-------- PROVIDED RECORDS --------

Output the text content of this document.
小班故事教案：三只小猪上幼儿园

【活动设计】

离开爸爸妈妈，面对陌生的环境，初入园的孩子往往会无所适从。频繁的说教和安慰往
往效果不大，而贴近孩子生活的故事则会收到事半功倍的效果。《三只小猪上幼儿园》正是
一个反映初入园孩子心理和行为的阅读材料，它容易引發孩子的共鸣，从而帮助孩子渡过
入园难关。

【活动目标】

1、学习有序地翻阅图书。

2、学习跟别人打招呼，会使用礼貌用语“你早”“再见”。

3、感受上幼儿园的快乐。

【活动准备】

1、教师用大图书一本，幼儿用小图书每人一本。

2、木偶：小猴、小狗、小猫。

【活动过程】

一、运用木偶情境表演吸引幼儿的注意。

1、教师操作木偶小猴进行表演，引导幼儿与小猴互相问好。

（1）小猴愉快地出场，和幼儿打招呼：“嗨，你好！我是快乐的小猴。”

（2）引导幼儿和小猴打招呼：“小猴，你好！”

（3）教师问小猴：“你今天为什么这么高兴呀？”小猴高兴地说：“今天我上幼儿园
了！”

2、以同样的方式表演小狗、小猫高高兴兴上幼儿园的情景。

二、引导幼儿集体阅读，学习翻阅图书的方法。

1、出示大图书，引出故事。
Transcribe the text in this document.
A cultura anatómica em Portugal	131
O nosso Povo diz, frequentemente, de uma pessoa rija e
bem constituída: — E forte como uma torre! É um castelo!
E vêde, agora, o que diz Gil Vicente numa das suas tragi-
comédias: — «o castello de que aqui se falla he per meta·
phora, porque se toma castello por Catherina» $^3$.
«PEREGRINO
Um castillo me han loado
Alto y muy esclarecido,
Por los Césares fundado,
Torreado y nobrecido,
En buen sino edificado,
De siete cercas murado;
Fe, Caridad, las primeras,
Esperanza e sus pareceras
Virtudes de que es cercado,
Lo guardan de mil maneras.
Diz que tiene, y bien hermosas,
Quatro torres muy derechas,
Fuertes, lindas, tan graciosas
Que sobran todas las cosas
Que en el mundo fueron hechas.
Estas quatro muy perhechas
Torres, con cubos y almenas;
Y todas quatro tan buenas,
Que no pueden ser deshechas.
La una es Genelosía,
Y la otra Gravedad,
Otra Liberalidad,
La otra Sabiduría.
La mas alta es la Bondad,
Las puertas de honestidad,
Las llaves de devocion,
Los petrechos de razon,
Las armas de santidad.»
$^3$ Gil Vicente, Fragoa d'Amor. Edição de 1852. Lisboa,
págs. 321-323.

--------

AIM – Repeat the material from above exactly, word for word.

RESULT OF THIS EXERCISE –
Output the text content of this document.
小班故事教案：三只小猪上幼儿园

【活动设计】

离开爸爸妈妈，面对陌生的环境，初入园的孩子往往会无所适从。频繁的说教和安慰往
往效果不大，而贴近孩子生活的故事则会收到事半功倍的效果。《三只小猪上幼儿园》正是
一个反映初入园孩子心理和行为的阅读材料，它容易引發孩子的共鸣，从而帮助孩子渡过
入园难关。

【活动目标】

1、学习有序地翻阅图书。

2、学习跟别人打招呼，会使用礼貌用语“你早”“再见”。

3、感受上幼儿园的快乐。

【活动准备】

1、教师用大图书一本，幼儿用小图书每人一本。

2、木偶：小猴、小狗、小猫。

【活动过程】

一、运用木偶情境表演吸引幼儿的注意。

1、教师操作木偶小猴进行表演，引导幼儿与小猴互相问好。

（1）小猴愉快地出场，和幼儿打招呼：“嗨，你好！我是快乐的小猴。”

（2）引导幼儿和小猴打招呼：“小猴，你好！”

（3）教师问小猴：“你今天为什么这么高兴呀？”小猴高兴地说：“今天我上幼儿园
了！”

2、以同样的方式表演小狗、小猫高高兴兴上幼儿园的情景。

二、引导幼儿集体阅读，学习翻阅图书的方法。

1、出示大图书，引出故事。
Transcribe the text in this document.
A cultura anatómica em Portugal	131
O nosso Povo diz, frequentemente, de uma pessoa rija e
bem constituída: — E forte como uma torre! É um castelo!
E vêde, agora, o que diz Gil Vicente numa das suas tragi-
comédias: — «o castello de que aqui se falla he per meta·
phora, porque se toma castello por Catherina» $^3$.
«PEREGRINO
Um castillo me han loado
Alto y muy esclarecido,
Por los Césares fundado,
Torreado y nobrecido,
En buen sino edificado,
De siete cercas murado;
Fe, Caridad, las primeras,
Esperanza e sus pareceras
Virtudes de que es cercado,
Lo guardan de mil maneras.
Diz que tiene, y bien hermosas,
Quatro torres muy derechas,
Fuertes, lindas, tan graciosas
Que sobran todas las cosas
Que en el mundo fueron hechas.
Estas quatro muy perhechas
Torres, con cubos y almenas;
Y todas quatro tan buenas,
Que no pueden ser deshechas.
La una es Genelosía,
Y la otra Gravedad,
Otra Liberalidad,
La otra Sabiduría.
La mas alta es la Bondad,
Las puertas de honestidad,
Las llaves de devocion,
Los petrechos de razon,
Las armas de santidad.»
$^3$ Gil Vicente, Fragoa d'Amor. Edição de 1852. Lisboa,
págs. 321-323.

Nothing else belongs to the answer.